> _WHAT YOU ARE ASKED TO DO_: In the entries below, find every line holding the string "уплотнитель" and collect it.

> _SUPPLIED INFORMATION_:
-=-=-=-=-

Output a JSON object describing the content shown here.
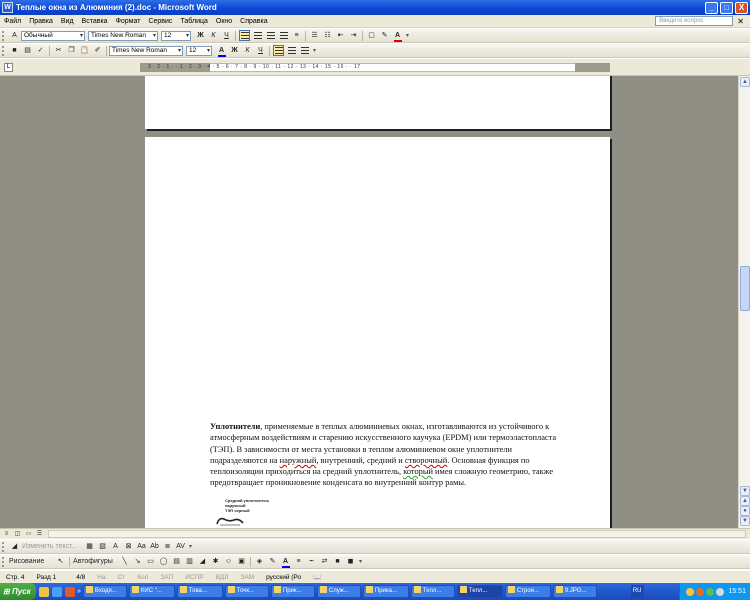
{
  "window": {
    "title": "Теплые окна из Алюминия (2).doc - Microsoft Word",
    "icon_label": "W",
    "minimize": "_",
    "maximize": "□",
    "close": "X"
  },
  "menu": {
    "items": [
      "Файл",
      "Правка",
      "Вид",
      "Вставка",
      "Формат",
      "Сервис",
      "Таблица",
      "Окно",
      "Справка"
    ],
    "help_placeholder": "Введите вопрос",
    "close_glyph": "✕"
  },
  "formatting_toolbar": {
    "style": "Обычный",
    "font": "Times New Roman",
    "size": "12",
    "bold": "Ж",
    "italic": "К",
    "underline": "Ч"
  },
  "standard_toolbar": {
    "font": "Times New Roman",
    "size": "12",
    "bold": "Ж",
    "italic": "К",
    "underline": "Ч"
  },
  "ruler": {
    "corner": "L",
    "numbers": "3 · 2 · 1 ·  · 1 · 2 · 3 · 4 · 5 · 6 · 7 · 8 · 9 · 10 · 11 · 12 · 13 · 14 · 15 · 16 ·  · 17"
  },
  "document": {
    "para_bold": "Уплотнители",
    "para_p1": ", применяемые в теплых алюминиевых окнах, изготавливаются из устойчивого к атмосферным воздействиям и старению искусственного каучука (EPDM) или термоэластопласта (ТЭП). В зависимости от места установки в теплом алюминиевом окне уплотнители  подразделяются на ",
    "word_naruzh": "наружный",
    "para_p2": ", внутренний, средний и ",
    "word_stvor": "створочный",
    "para_p3": ". Основная функция по теплоизоляции приходиться на средний уплотнитель, ",
    "word_kotory": "который",
    "para_p4": " имея сложную геометрию, также предотвращает проникновение конденсата во внутренний контур рамы.",
    "caption_l1": "Средний уплотнитель",
    "caption_l2": "наружный",
    "caption_l3": "ТЭП черный"
  },
  "picture_toolbar": {
    "change_text": "Изменить текст...",
    "kerning": "AV"
  },
  "draw_toolbar": {
    "draw": "Рисование",
    "autoshapes": "Автофигуры"
  },
  "statusbar": {
    "page": "Стр. 4",
    "section": "Разд 1",
    "pages": "4/8",
    "at": "На",
    "line": "Ст",
    "col": "Кол",
    "rec": "ЗАП",
    "trk": "ИСПР",
    "ext": "ВДЛ",
    "ovr": "ЗАМ",
    "lang": "русский (Ро"
  },
  "taskbar": {
    "start": "Пуск",
    "more": "»",
    "tasks": [
      {
        "label": "Входя...",
        "active": false
      },
      {
        "label": "КИС \"...",
        "active": false
      },
      {
        "label": "Това...",
        "active": false
      },
      {
        "label": "Точк...",
        "active": false
      },
      {
        "label": "Прик...",
        "active": false
      },
      {
        "label": "Служ...",
        "active": false
      },
      {
        "label": "Прика...",
        "active": false
      },
      {
        "label": "Тепл...",
        "active": false
      },
      {
        "label": "Тепл...",
        "active": true
      },
      {
        "label": "Строи...",
        "active": false
      },
      {
        "label": "9.JPG...",
        "active": false
      }
    ],
    "lang": "RU",
    "clock": "15:51"
  },
  "colors": {
    "title_bar": "#0a46d6",
    "doc_background": "#8f8f86",
    "taskbar": "#2157d0",
    "start_button": "#3f9b3b"
  }
}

-=-=-=-=-

> _RESPONSE FOR THIS EXERCISE_:
    "para_p3": ". Основная функция по теплоизоляции приходиться на средний уплотнитель, ",
    "caption_l1": "Средний уплотнитель",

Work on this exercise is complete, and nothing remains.